- TASK STATEMENT:
Reproduce the entries that follow, exactly and in full.

- INFORMATION GIVEN:

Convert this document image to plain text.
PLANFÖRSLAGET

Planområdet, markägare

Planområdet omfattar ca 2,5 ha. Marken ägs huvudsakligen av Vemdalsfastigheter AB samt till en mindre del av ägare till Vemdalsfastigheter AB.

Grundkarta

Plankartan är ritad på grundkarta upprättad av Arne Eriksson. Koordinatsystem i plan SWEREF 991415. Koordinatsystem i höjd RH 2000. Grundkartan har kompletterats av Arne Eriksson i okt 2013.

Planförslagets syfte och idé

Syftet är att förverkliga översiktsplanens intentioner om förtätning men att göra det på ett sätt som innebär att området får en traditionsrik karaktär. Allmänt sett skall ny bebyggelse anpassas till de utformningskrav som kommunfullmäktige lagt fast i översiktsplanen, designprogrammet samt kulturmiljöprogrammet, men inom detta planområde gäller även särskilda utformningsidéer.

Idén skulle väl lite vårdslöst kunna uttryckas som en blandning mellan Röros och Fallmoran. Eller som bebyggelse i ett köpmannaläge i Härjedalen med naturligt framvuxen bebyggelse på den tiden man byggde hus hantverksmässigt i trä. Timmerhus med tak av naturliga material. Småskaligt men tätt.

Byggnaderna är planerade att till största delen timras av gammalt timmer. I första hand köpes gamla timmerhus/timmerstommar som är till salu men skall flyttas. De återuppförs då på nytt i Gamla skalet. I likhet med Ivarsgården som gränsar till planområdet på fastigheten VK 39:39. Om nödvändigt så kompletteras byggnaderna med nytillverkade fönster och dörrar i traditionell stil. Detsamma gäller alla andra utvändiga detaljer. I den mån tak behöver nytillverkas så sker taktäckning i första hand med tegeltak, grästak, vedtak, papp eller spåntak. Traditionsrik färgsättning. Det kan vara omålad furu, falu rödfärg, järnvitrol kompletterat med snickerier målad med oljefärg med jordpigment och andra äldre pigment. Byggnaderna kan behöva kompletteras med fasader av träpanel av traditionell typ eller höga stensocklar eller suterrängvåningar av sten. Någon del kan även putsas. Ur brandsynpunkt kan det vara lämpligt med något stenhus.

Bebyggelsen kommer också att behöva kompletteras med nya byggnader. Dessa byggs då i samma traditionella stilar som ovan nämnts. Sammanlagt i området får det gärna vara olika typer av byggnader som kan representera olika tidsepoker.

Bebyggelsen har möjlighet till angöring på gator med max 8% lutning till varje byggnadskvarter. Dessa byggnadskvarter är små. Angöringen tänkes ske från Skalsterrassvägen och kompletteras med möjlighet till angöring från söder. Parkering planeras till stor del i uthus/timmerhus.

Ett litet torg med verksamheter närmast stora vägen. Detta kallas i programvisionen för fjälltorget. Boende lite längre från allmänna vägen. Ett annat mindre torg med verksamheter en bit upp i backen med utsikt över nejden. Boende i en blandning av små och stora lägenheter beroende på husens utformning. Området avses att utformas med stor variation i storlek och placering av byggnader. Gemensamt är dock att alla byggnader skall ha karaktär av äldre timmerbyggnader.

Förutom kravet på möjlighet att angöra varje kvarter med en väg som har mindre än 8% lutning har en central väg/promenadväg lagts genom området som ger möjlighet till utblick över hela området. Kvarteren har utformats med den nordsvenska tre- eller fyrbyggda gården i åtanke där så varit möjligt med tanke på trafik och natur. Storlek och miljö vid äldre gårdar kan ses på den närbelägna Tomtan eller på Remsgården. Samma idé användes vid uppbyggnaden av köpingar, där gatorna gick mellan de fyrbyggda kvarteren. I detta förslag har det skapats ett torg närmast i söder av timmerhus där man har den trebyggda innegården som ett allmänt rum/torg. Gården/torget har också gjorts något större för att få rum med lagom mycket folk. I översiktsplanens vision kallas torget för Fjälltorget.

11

- RESULT:
Convert this document image to plain text.
PLANFÖRSLAGET

Planområdet, markägare

Planområdet omfattar ca 2,5 ha. Marken ägs huvudsakligen av Vemdalsfastigheter AB samt till en mindre del av ägare till Vemdalsfastigheter AB.

Grundkarta

Plankartan är ritad på grundkarta upprättad av Arne Eriksson. Koordinatsystem i plan SWEREF 991415. Koordinatsystem i höjd RH 2000. Grundkartan har kompletterats av Arne Eriksson i okt 2013.

Planförslagets syfte och idé

Syftet är att förverkliga översiktsplanens intentioner om förtätning men att göra det på ett sätt som innebär att området får en traditionsrik karaktär. Allmänt sett skall ny bebyggelse anpassas till de utformningskrav som kommunfullmäktige lagt fast i översiktsplanen, designprogrammet samt kulturmiljöprogrammet, men inom detta planområde gäller även särskilda utformningsidéer.

Idén skulle väl lite vårdslöst kunna uttryckas som en blandning mellan Röros och Fallmoran. Eller som bebyggelse i ett köpmannaläge i Härjedalen med naturligt framvuxen bebyggelse på den tiden man byggde hus hantverksmässigt i trä. Timmerhus med tak av naturliga material. Småskaligt men tätt.

Byggnaderna är planerade att till största delen timras av gammalt timmer. I första hand köpes gamla timmerhus/timmerstommar som är till salu men skall flyttas. De återuppförs då på nytt i Gamla skalet. I likhet med Ivarsgården som gränsar till planområdet på fastigheten VK 39:39. Om nödvändigt så kompletteras byggnaderna med nytillverkade fönster och dörrar i traditionell stil. Detsamma gäller alla andra utvändiga detaljer. I den mån tak behöver nytillverkas så sker taktäckning i första hand med tegeltak, grästak, vedtak, papp eller spåntak. Traditionsrik färgsättning. Det kan vara omålad furu, falu rödfärg, järnvitrol kompletterat med snickerier målad med oljefärg med jordpigment och andra äldre pigment. Byggnaderna kan behöva kompletteras med fasader av träpanel av traditionell typ eller höga stensocklar eller suterrängvåningar av sten. Någon del kan även putsas. Ur brandsynpunkt kan det vara lämpligt med något stenhus.

Bebyggelsen kommer också att behöva kompletteras med nya byggnader. Dessa byggs då i samma traditionella stilar som ovan nämnts. Sammanlagt i området får det gärna vara olika typer av byggnader som kan representera olika tidsepoker.

Bebyggelsen har möjlighet till angöring på gator med max 8% lutning till varje byggnadskvarter. Dessa byggnadskvarter är små. Angöringen tänkes ske från Skalsterrassvägen och kompletteras med möjlighet till angöring från söder. Parkering planeras till stor del i uthus/timmerhus.

Ett litet torg med verksamheter närmast stora vägen. Detta kallas i programvisionen för fjälltorget. Boende lite längre från allmänna vägen. Ett annat mindre torg med verksamheter en bit upp i backen med utsikt över nejden. Boende i en blandning av små och stora lägenheter beroende på husens utformning. Området avses att utformas med stor variation i storlek och placering av byggnader. Gemensamt är dock att alla byggnader skall ha karaktär av äldre timmerbyggnader.

Förutom kravet på möjlighet att angöra varje kvarter med en väg som har mindre än 8% lutning har en central väg/promenadväg lagts genom området som ger möjlighet till utblick över hela området. Kvarteren har utformats med den nordsvenska tre- eller fyrbyggda gården i åtanke där så varit möjligt med tanke på trafik och natur. Storlek och miljö vid äldre gårdar kan ses på den närbelägna Tomtan eller på Remsgården. Samma idé användes vid uppbyggnaden av köpingar, där gatorna gick mellan de fyrbyggda kvarteren. I detta förslag har det skapats ett torg närmast i söder av timmerhus där man har den trebyggda innegården som ett allmänt rum/torg. Gården/torget har också gjorts något större för att få rum med lagom mycket folk. I översiktsplanens vision kallas torget för Fjälltorget.

11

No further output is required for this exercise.